*** Source material ***

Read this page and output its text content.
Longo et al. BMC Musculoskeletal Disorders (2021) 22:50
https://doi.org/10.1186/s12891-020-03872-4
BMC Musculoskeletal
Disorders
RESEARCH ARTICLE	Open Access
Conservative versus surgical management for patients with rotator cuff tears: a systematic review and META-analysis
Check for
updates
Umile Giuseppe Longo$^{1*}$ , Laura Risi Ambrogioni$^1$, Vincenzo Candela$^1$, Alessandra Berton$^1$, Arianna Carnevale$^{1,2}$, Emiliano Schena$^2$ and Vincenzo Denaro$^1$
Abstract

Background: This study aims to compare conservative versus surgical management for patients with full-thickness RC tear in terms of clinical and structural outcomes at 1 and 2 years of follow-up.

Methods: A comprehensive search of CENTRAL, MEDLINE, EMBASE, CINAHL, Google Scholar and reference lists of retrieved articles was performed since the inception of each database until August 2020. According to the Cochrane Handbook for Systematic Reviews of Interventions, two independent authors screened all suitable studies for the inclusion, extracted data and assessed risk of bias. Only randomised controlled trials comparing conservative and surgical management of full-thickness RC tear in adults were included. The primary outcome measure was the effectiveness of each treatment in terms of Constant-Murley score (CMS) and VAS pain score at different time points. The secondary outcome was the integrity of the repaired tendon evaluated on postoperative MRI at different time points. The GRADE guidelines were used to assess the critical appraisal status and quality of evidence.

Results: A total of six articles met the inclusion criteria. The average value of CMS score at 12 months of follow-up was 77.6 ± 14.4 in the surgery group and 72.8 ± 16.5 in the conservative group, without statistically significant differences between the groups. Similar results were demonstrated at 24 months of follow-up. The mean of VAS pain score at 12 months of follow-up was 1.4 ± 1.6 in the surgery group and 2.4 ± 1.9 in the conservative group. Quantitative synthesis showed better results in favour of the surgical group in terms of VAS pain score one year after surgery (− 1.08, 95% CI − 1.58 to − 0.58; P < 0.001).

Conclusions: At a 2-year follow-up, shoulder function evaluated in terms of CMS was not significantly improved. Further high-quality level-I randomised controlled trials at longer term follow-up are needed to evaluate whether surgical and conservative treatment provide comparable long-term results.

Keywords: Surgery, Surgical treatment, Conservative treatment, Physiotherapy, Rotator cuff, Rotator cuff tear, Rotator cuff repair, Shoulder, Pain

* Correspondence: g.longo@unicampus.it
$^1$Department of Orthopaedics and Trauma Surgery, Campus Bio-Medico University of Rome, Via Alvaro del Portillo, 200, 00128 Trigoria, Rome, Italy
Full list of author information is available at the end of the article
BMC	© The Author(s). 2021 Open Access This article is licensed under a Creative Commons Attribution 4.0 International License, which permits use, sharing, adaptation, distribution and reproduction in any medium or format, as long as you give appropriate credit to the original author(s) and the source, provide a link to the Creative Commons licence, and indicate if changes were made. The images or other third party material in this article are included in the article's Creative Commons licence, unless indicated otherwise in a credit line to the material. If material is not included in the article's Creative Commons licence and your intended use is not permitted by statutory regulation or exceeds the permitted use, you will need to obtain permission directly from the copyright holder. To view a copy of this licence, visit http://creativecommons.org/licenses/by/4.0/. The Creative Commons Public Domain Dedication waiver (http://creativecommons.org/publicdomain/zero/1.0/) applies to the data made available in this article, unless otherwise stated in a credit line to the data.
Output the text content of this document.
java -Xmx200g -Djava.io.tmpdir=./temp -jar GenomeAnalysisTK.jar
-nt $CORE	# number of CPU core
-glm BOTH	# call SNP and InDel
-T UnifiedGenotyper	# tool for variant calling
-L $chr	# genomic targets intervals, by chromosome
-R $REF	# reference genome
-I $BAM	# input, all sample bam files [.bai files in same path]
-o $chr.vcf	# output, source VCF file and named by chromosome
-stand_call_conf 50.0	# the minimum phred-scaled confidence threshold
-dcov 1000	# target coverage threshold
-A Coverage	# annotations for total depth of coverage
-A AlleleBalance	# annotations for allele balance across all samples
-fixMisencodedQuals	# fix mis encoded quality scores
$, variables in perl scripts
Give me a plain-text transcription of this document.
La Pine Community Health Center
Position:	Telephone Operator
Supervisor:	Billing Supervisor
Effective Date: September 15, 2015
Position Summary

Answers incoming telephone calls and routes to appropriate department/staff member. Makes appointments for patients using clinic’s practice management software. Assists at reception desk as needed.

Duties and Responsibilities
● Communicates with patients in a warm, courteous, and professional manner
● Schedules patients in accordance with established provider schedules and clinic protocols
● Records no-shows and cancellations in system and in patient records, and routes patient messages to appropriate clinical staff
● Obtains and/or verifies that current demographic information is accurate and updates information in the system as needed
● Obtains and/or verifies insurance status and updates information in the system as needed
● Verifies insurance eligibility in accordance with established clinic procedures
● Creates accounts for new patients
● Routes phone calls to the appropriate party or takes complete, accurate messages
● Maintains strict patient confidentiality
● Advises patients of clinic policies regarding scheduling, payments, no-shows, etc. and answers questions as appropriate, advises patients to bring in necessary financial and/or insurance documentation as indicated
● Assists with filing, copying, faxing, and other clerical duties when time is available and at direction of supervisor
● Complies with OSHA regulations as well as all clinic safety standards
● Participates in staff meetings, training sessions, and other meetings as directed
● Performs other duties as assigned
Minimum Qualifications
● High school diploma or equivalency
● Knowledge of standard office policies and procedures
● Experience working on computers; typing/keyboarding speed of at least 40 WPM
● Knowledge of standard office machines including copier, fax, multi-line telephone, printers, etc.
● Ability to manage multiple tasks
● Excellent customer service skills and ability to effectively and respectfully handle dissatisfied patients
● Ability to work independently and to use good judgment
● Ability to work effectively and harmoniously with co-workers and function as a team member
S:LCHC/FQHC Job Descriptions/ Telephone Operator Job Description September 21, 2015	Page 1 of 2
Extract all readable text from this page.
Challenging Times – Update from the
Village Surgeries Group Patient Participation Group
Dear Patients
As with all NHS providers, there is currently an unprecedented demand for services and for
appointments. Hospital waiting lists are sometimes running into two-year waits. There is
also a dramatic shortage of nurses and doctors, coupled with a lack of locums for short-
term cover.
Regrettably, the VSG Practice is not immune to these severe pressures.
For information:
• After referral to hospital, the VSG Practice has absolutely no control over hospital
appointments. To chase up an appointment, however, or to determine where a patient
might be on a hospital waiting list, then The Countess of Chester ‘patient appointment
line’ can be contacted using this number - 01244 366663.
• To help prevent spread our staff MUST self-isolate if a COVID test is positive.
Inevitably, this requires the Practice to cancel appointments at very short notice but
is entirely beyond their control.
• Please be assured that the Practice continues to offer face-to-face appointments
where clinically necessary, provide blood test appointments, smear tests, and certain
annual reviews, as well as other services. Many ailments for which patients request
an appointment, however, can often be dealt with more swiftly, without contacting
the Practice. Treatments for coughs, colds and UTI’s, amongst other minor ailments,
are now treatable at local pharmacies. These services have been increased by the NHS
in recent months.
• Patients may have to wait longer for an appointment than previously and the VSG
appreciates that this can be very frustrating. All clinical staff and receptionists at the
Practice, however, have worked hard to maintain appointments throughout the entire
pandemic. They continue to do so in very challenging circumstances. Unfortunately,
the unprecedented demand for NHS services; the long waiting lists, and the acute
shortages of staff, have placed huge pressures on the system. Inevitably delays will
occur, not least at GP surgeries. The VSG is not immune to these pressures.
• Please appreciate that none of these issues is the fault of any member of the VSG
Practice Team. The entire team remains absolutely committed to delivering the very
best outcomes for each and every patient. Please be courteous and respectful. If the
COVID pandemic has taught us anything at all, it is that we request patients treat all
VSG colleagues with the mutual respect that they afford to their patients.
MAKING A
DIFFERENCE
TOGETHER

*** End of Source material ***

Directions -
Take the entries above and repeat them verbatim.

Worked solution -
Read this page and output its text content.
Longo et al. BMC Musculoskeletal Disorders (2021) 22:50
https://doi.org/10.1186/s12891-020-03872-4
BMC Musculoskeletal
Disorders
RESEARCH ARTICLE	Open Access
Conservative versus surgical management for patients with rotator cuff tears: a systematic review and META-analysis
Check for
updates
Umile Giuseppe Longo$^{1*}$ , Laura Risi Ambrogioni$^1$, Vincenzo Candela$^1$, Alessandra Berton$^1$, Arianna Carnevale$^{1,2}$, Emiliano Schena$^2$ and Vincenzo Denaro$^1$
Abstract

Background: This study aims to compare conservative versus surgical management for patients with full-thickness RC tear in terms of clinical and structural outcomes at 1 and 2 years of follow-up.

Methods: A comprehensive search of CENTRAL, MEDLINE, EMBASE, CINAHL, Google Scholar and reference lists of retrieved articles was performed since the inception of each database until August 2020. According to the Cochrane Handbook for Systematic Reviews of Interventions, two independent authors screened all suitable studies for the inclusion, extracted data and assessed risk of bias. Only randomised controlled trials comparing conservative and surgical management of full-thickness RC tear in adults were included. The primary outcome measure was the effectiveness of each treatment in terms of Constant-Murley score (CMS) and VAS pain score at different time points. The secondary outcome was the integrity of the repaired tendon evaluated on postoperative MRI at different time points. The GRADE guidelines were used to assess the critical appraisal status and quality of evidence.

Results: A total of six articles met the inclusion criteria. The average value of CMS score at 12 months of follow-up was 77.6 ± 14.4 in the surgery group and 72.8 ± 16.5 in the conservative group, without statistically significant differences between the groups. Similar results were demonstrated at 24 months of follow-up. The mean of VAS pain score at 12 months of follow-up was 1.4 ± 1.6 in the surgery group and 2.4 ± 1.9 in the conservative group. Quantitative synthesis showed better results in favour of the surgical group in terms of VAS pain score one year after surgery (− 1.08, 95% CI − 1.58 to − 0.58; P < 0.001).

Conclusions: At a 2-year follow-up, shoulder function evaluated in terms of CMS was not significantly improved. Further high-quality level-I randomised controlled trials at longer term follow-up are needed to evaluate whether surgical and conservative treatment provide comparable long-term results.

Keywords: Surgery, Surgical treatment, Conservative treatment, Physiotherapy, Rotator cuff, Rotator cuff tear, Rotator cuff repair, Shoulder, Pain

* Correspondence: g.longo@unicampus.it
$^1$Department of Orthopaedics and Trauma Surgery, Campus Bio-Medico University of Rome, Via Alvaro del Portillo, 200, 00128 Trigoria, Rome, Italy
Full list of author information is available at the end of the article
BMC	© The Author(s). 2021 Open Access This article is licensed under a Creative Commons Attribution 4.0 International License, which permits use, sharing, adaptation, distribution and reproduction in any medium or format, as long as you give appropriate credit to the original author(s) and the source, provide a link to the Creative Commons licence, and indicate if changes were made. The images or other third party material in this article are included in the article's Creative Commons licence, unless indicated otherwise in a credit line to the material. If material is not included in the article's Creative Commons licence and your intended use is not permitted by statutory regulation or exceeds the permitted use, you will need to obtain permission directly from the copyright holder. To view a copy of this licence, visit http://creativecommons.org/licenses/by/4.0/. The Creative Commons Public Domain Dedication waiver (http://creativecommons.org/publicdomain/zero/1.0/) applies to the data made available in this article, unless otherwise stated in a credit line to the data.
Output the text content of this document.
java -Xmx200g -Djava.io.tmpdir=./temp -jar GenomeAnalysisTK.jar
-nt $CORE	# number of CPU core
-glm BOTH	# call SNP and InDel
-T UnifiedGenotyper	# tool for variant calling
-L $chr	# genomic targets intervals, by chromosome
-R $REF	# reference genome
-I $BAM	# input, all sample bam files [.bai files in same path]
-o $chr.vcf	# output, source VCF file and named by chromosome
-stand_call_conf 50.0	# the minimum phred-scaled confidence threshold
-dcov 1000	# target coverage threshold
-A Coverage	# annotations for total depth of coverage
-A AlleleBalance	# annotations for allele balance across all samples
-fixMisencodedQuals	# fix mis encoded quality scores
$, variables in perl scripts
Give me a plain-text transcription of this document.
La Pine Community Health Center
Position:	Telephone Operator
Supervisor:	Billing Supervisor
Effective Date: September 15, 2015
Position Summary

Answers incoming telephone calls and routes to appropriate department/staff member. Makes appointments for patients using clinic’s practice management software. Assists at reception desk as needed.

Duties and Responsibilities
● Communicates with patients in a warm, courteous, and professional manner
● Schedules patients in accordance with established provider schedules and clinic protocols
● Records no-shows and cancellations in system and in patient records, and routes patient messages to appropriate clinical staff
● Obtains and/or verifies that current demographic information is accurate and updates information in the system as needed
● Obtains and/or verifies insurance status and updates information in the system as needed
● Verifies insurance eligibility in accordance with established clinic procedures
● Creates accounts for new patients
● Routes phone calls to the appropriate party or takes complete, accurate messages
● Maintains strict patient confidentiality
● Advises patients of clinic policies regarding scheduling, payments, no-shows, etc. and answers questions as appropriate, advises patients to bring in necessary financial and/or insurance documentation as indicated
● Assists with filing, copying, faxing, and other clerical duties when time is available and at direction of supervisor
● Complies with OSHA regulations as well as all clinic safety standards
● Participates in staff meetings, training sessions, and other meetings as directed
● Performs other duties as assigned
Minimum Qualifications
● High school diploma or equivalency
● Knowledge of standard office policies and procedures
● Experience working on computers; typing/keyboarding speed of at least 40 WPM
● Knowledge of standard office machines including copier, fax, multi-line telephone, printers, etc.
● Ability to manage multiple tasks
● Excellent customer service skills and ability to effectively and respectfully handle dissatisfied patients
● Ability to work independently and to use good judgment
● Ability to work effectively and harmoniously with co-workers and function as a team member
S:LCHC/FQHC Job Descriptions/ Telephone Operator Job Description September 21, 2015	Page 1 of 2
Extract all readable text from this page.
Challenging Times – Update from the
Village Surgeries Group Patient Participation Group
Dear Patients
As with all NHS providers, there is currently an unprecedented demand for services and for
appointments. Hospital waiting lists are sometimes running into two-year waits. There is
also a dramatic shortage of nurses and doctors, coupled with a lack of locums for short-
term cover.
Regrettably, the VSG Practice is not immune to these severe pressures.
For information:
• After referral to hospital, the VSG Practice has absolutely no control over hospital
appointments. To chase up an appointment, however, or to determine where a patient
might be on a hospital waiting list, then The Countess of Chester ‘patient appointment
line’ can be contacted using this number - 01244 366663.
• To help prevent spread our staff MUST self-isolate if a COVID test is positive.
Inevitably, this requires the Practice to cancel appointments at very short notice but
is entirely beyond their control.
• Please be assured that the Practice continues to offer face-to-face appointments
where clinically necessary, provide blood test appointments, smear tests, and certain
annual reviews, as well as other services. Many ailments for which patients request
an appointment, however, can often be dealt with more swiftly, without contacting
the Practice. Treatments for coughs, colds and UTI’s, amongst other minor ailments,
are now treatable at local pharmacies. These services have been increased by the NHS
in recent months.
• Patients may have to wait longer for an appointment than previously and the VSG
appreciates that this can be very frustrating. All clinical staff and receptionists at the
Practice, however, have worked hard to maintain appointments throughout the entire
pandemic. They continue to do so in very challenging circumstances. Unfortunately,
the unprecedented demand for NHS services; the long waiting lists, and the acute
shortages of staff, have placed huge pressures on the system. Inevitably delays will
occur, not least at GP surgeries. The VSG is not immune to these pressures.
• Please appreciate that none of these issues is the fault of any member of the VSG
Practice Team. The entire team remains absolutely committed to delivering the very
best outcomes for each and every patient. Please be courteous and respectful. If the
COVID pandemic has taught us anything at all, it is that we request patients treat all
VSG colleagues with the mutual respect that they afford to their patients.
MAKING A
DIFFERENCE
TOGETHER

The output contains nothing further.